Task directions
Please print out every line of the material, unchanged.

Data extracts
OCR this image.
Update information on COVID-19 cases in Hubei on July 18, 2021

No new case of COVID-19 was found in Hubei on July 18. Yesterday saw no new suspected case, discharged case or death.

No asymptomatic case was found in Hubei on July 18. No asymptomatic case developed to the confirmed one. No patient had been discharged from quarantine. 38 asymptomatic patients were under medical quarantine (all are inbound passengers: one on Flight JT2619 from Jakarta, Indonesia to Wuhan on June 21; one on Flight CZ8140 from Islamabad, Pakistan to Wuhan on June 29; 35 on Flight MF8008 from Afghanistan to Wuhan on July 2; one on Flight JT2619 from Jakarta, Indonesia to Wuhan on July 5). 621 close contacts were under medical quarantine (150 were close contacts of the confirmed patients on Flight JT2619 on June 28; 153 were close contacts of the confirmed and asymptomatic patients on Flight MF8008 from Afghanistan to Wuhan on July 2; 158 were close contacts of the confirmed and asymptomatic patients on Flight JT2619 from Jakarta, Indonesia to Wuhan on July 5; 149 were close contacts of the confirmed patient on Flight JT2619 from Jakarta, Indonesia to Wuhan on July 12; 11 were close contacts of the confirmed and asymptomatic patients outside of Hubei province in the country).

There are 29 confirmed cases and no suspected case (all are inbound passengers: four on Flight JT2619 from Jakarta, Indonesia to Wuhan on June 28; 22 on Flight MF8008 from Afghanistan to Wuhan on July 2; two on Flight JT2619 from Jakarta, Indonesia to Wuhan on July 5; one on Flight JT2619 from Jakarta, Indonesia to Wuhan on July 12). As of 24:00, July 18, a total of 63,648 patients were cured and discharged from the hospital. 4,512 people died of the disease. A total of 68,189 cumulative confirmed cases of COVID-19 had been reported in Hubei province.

Response to the exercise
OCR this image.
Update information on COVID-19 cases in Hubei on July 18, 2021

No new case of COVID-19 was found in Hubei on July 18. Yesterday saw no new suspected case, discharged case or death.

No asymptomatic case was found in Hubei on July 18. No asymptomatic case developed to the confirmed one. No patient had been discharged from quarantine. 38 asymptomatic patients were under medical quarantine (all are inbound passengers: one on Flight JT2619 from Jakarta, Indonesia to Wuhan on June 21; one on Flight CZ8140 from Islamabad, Pakistan to Wuhan on June 29; 35 on Flight MF8008 from Afghanistan to Wuhan on July 2; one on Flight JT2619 from Jakarta, Indonesia to Wuhan on July 5). 621 close contacts were under medical quarantine (150 were close contacts of the confirmed patients on Flight JT2619 on June 28; 153 were close contacts of the confirmed and asymptomatic patients on Flight MF8008 from Afghanistan to Wuhan on July 2; 158 were close contacts of the confirmed and asymptomatic patients on Flight JT2619 from Jakarta, Indonesia to Wuhan on July 5; 149 were close contacts of the confirmed patient on Flight JT2619 from Jakarta, Indonesia to Wuhan on July 12; 11 were close contacts of the confirmed and asymptomatic patients outside of Hubei province in the country).

There are 29 confirmed cases and no suspected case (all are inbound passengers: four on Flight JT2619 from Jakarta, Indonesia to Wuhan on June 28; 22 on Flight MF8008 from Afghanistan to Wuhan on July 2; two on Flight JT2619 from Jakarta, Indonesia to Wuhan on July 5; one on Flight JT2619 from Jakarta, Indonesia to Wuhan on July 12). As of 24:00, July 18, a total of 63,648 patients were cured and discharged from the hospital. 4,512 people died of the disease. A total of 68,189 cumulative confirmed cases of COVID-19 had been reported in Hubei province.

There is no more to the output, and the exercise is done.